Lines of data

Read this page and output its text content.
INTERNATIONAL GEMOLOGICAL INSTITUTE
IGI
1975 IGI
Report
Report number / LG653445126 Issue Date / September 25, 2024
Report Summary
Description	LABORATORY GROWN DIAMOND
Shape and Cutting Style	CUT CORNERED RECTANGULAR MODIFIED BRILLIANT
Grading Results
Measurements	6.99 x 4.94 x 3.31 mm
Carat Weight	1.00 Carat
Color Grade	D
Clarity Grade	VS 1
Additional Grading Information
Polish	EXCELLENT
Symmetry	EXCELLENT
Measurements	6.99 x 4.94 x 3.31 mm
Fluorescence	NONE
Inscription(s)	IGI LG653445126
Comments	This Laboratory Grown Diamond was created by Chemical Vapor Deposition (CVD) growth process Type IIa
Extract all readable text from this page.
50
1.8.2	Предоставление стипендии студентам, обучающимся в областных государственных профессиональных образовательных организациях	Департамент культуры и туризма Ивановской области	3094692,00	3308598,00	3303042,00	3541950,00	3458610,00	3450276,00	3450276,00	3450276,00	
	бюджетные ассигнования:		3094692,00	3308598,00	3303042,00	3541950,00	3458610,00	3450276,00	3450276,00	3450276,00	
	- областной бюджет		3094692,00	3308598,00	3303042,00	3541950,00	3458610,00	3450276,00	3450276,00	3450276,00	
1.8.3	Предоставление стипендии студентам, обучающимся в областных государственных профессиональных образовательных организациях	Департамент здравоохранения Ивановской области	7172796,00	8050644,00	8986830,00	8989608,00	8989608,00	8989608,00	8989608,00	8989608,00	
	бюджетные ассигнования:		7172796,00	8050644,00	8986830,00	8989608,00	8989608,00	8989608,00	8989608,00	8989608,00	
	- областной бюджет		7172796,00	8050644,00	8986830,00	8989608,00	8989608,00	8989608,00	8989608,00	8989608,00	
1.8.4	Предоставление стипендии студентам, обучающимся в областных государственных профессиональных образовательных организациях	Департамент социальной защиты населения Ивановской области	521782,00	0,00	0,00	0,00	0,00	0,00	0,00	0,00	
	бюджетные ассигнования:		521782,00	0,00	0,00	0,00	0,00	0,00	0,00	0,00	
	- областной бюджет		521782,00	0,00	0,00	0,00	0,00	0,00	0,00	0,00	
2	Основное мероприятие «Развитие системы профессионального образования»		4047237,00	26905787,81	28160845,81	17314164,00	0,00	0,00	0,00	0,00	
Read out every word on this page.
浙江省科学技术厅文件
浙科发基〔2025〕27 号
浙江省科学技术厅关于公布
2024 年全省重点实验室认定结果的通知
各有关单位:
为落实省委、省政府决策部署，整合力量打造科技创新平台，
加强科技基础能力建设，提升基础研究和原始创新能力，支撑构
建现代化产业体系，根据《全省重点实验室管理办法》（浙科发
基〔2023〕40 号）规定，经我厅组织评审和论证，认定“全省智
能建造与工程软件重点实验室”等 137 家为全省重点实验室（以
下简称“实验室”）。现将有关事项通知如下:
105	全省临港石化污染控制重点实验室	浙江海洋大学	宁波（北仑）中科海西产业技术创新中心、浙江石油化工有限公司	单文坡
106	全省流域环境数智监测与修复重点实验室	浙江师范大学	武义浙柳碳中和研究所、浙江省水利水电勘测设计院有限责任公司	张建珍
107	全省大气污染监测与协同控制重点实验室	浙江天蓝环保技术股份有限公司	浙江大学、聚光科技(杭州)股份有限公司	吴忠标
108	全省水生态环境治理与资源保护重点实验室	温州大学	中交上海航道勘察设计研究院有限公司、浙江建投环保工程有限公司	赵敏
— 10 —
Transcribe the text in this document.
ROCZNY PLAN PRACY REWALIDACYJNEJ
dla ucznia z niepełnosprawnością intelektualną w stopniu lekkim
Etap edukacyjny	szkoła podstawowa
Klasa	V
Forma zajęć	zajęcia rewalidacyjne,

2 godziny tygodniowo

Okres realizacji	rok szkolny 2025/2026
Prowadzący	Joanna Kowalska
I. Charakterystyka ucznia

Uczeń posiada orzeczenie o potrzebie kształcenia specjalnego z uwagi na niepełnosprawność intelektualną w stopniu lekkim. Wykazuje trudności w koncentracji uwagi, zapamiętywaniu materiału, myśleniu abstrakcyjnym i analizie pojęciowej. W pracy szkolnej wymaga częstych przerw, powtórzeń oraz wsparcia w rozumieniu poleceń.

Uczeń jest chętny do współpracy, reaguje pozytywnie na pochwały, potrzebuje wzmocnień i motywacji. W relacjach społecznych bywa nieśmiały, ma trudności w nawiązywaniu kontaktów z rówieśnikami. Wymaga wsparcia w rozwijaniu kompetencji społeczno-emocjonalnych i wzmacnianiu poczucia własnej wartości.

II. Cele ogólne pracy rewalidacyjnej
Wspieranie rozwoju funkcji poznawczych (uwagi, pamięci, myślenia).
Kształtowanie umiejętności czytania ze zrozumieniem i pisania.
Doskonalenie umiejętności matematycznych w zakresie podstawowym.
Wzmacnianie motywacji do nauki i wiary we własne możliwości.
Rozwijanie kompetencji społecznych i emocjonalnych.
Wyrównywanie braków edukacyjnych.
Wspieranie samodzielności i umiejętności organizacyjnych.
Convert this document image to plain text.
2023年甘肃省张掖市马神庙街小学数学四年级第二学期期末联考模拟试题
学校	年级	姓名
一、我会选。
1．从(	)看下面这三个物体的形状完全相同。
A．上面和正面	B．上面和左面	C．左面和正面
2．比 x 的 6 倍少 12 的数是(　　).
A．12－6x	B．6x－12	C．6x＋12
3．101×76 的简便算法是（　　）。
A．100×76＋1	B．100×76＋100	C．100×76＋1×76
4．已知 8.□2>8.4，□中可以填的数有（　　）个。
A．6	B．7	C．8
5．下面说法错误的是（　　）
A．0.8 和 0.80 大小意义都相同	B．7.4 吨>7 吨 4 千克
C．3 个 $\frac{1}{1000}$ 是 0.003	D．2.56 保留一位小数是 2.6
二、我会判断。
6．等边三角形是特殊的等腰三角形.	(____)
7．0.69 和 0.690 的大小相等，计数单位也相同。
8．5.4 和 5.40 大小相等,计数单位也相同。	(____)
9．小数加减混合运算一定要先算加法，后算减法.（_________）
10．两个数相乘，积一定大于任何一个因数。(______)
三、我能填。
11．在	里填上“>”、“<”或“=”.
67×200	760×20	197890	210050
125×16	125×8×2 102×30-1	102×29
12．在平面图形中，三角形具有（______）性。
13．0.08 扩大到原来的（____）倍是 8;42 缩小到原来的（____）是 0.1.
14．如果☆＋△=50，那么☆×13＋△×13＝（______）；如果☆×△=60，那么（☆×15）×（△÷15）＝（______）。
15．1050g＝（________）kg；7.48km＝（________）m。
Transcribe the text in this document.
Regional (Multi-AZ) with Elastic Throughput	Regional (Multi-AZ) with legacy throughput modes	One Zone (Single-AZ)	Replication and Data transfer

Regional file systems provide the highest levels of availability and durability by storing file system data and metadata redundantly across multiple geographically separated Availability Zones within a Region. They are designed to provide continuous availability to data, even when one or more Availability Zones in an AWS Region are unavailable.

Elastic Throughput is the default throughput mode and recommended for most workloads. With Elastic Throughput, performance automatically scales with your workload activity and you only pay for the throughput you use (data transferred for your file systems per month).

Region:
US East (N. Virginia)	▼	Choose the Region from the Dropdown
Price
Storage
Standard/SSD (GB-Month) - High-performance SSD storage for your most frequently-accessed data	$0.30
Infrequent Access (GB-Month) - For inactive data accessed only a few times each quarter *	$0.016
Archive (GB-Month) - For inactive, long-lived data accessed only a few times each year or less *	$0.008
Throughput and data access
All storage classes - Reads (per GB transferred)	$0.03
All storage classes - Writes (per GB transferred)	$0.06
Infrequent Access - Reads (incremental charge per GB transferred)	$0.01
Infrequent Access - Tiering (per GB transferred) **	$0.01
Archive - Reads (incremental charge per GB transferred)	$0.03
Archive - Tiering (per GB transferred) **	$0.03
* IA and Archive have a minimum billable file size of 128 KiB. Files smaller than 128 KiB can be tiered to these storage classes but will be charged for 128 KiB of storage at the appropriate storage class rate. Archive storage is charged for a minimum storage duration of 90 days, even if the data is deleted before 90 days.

= Instruction =
Pick each line holding the word "бюджетные" out of the data and copy it.

= Exercise answer =
	бюджетные ассигнования:		3094692,00	3308598,00	3303042,00	3541950,00	3458610,00	3450276,00	3450276,00	3450276,00	
	бюджетные ассигнования:		7172796,00	8050644,00	8986830,00	8989608,00	8989608,00	8989608,00	8989608,00	8989608,00	
	бюджетные ассигнования:		521782,00	0,00	0,00	0,00	0,00	0,00	0,00	0,00	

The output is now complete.